-- Instruction --
Reproduce the whole listing, character for character.

Data items
+-------+

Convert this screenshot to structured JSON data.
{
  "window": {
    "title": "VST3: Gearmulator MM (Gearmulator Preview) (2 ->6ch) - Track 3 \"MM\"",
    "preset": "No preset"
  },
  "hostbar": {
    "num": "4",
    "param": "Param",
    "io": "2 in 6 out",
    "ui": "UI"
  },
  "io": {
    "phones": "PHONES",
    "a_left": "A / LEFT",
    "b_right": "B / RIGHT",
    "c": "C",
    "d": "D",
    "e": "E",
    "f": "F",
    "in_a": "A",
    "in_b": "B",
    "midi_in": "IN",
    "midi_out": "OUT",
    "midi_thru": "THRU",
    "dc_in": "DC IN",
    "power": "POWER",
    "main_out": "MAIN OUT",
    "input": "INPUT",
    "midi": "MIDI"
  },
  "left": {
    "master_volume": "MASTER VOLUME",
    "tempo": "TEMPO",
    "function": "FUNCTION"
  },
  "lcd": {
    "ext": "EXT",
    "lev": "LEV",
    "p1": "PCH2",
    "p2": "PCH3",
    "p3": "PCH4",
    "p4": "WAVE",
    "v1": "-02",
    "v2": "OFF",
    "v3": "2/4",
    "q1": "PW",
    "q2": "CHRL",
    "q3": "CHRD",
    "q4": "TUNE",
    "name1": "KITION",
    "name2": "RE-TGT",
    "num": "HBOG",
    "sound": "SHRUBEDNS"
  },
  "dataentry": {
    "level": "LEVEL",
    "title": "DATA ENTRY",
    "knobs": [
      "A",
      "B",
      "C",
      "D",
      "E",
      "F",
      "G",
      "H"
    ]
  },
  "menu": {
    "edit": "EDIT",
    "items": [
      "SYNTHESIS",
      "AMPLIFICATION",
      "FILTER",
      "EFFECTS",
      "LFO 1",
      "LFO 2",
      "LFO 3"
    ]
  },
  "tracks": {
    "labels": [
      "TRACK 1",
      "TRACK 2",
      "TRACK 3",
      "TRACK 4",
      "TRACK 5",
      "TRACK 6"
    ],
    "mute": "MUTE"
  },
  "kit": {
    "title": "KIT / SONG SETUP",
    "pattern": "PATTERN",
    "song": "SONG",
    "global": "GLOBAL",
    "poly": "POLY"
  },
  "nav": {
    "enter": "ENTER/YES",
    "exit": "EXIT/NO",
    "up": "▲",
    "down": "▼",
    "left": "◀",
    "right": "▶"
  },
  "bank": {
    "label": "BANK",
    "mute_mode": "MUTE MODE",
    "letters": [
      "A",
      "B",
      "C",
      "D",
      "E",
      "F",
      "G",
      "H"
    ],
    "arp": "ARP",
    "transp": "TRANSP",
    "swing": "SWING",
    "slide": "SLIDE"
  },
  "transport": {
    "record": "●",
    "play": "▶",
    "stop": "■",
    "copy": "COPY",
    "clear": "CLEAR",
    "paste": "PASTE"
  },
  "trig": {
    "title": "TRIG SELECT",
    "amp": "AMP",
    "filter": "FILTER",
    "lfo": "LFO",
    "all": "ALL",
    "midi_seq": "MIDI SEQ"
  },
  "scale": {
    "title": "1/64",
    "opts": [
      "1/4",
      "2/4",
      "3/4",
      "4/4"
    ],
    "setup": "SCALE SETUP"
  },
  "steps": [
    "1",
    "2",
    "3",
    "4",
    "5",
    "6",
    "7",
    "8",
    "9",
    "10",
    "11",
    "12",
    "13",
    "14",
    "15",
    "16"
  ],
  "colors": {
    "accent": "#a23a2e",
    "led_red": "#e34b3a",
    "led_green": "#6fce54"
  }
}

+-------+

-- Correct response --
Convert this screenshot to structured JSON data.
{
  "window": {
    "title": "VST3: Gearmulator MM (Gearmulator Preview) (2 ->6ch) - Track 3 \"MM\"",
    "preset": "No preset"
  },
  "hostbar": {
    "num": "4",
    "param": "Param",
    "io": "2 in 6 out",
    "ui": "UI"
  },
  "io": {
    "phones": "PHONES",
    "a_left": "A / LEFT",
    "b_right": "B / RIGHT",
    "c": "C",
    "d": "D",
    "e": "E",
    "f": "F",
    "in_a": "A",
    "in_b": "B",
    "midi_in": "IN",
    "midi_out": "OUT",
    "midi_thru": "THRU",
    "dc_in": "DC IN",
    "power": "POWER",
    "main_out": "MAIN OUT",
    "input": "INPUT",
    "midi": "MIDI"
  },
  "left": {
    "master_volume": "MASTER VOLUME",
    "tempo": "TEMPO",
    "function": "FUNCTION"
  },
  "lcd": {
    "ext": "EXT",
    "lev": "LEV",
    "p1": "PCH2",
    "p2": "PCH3",
    "p3": "PCH4",
    "p4": "WAVE",
    "v1": "-02",
    "v2": "OFF",
    "v3": "2/4",
    "q1": "PW",
    "q2": "CHRL",
    "q3": "CHRD",
    "q4": "TUNE",
    "name1": "KITION",
    "name2": "RE-TGT",
    "num": "HBOG",
    "sound": "SHRUBEDNS"
  },
  "dataentry": {
    "level": "LEVEL",
    "title": "DATA ENTRY",
    "knobs": [
      "A",
      "B",
      "C",
      "D",
      "E",
      "F",
      "G",
      "H"
    ]
  },
  "menu": {
    "edit": "EDIT",
    "items": [
      "SYNTHESIS",
      "AMPLIFICATION",
      "FILTER",
      "EFFECTS",
      "LFO 1",
      "LFO 2",
      "LFO 3"
    ]
  },
  "tracks": {
    "labels": [
      "TRACK 1",
      "TRACK 2",
      "TRACK 3",
      "TRACK 4",
      "TRACK 5",
      "TRACK 6"
    ],
    "mute": "MUTE"
  },
  "kit": {
    "title": "KIT / SONG SETUP",
    "pattern": "PATTERN",
    "song": "SONG",
    "global": "GLOBAL",
    "poly": "POLY"
  },
  "nav": {
    "enter": "ENTER/YES",
    "exit": "EXIT/NO",
    "up": "▲",
    "down": "▼",
    "left": "◀",
    "right": "▶"
  },
  "bank": {
    "label": "BANK",
    "mute_mode": "MUTE MODE",
    "letters": [
      "A",
      "B",
      "C",
      "D",
      "E",
      "F",
      "G",
      "H"
    ],
    "arp": "ARP",
    "transp": "TRANSP",
    "swing": "SWING",
    "slide": "SLIDE"
  },
  "transport": {
    "record": "●",
    "play": "▶",
    "stop": "■",
    "copy": "COPY",
    "clear": "CLEAR",
    "paste": "PASTE"
  },
  "trig": {
    "title": "TRIG SELECT",
    "amp": "AMP",
    "filter": "FILTER",
    "lfo": "LFO",
    "all": "ALL",
    "midi_seq": "MIDI SEQ"
  },
  "scale": {
    "title": "1/64",
    "opts": [
      "1/4",
      "2/4",
      "3/4",
      "4/4"
    ],
    "setup": "SCALE SETUP"
  },
  "steps": [
    "1",
    "2",
    "3",
    "4",
    "5",
    "6",
    "7",
    "8",
    "9",
    "10",
    "11",
    "12",
    "13",
    "14",
    "15",
    "16"
  ],
  "colors": {
    "accent": "#a23a2e",
    "led_red": "#e34b3a",
    "led_green": "#6fce54"
  }
}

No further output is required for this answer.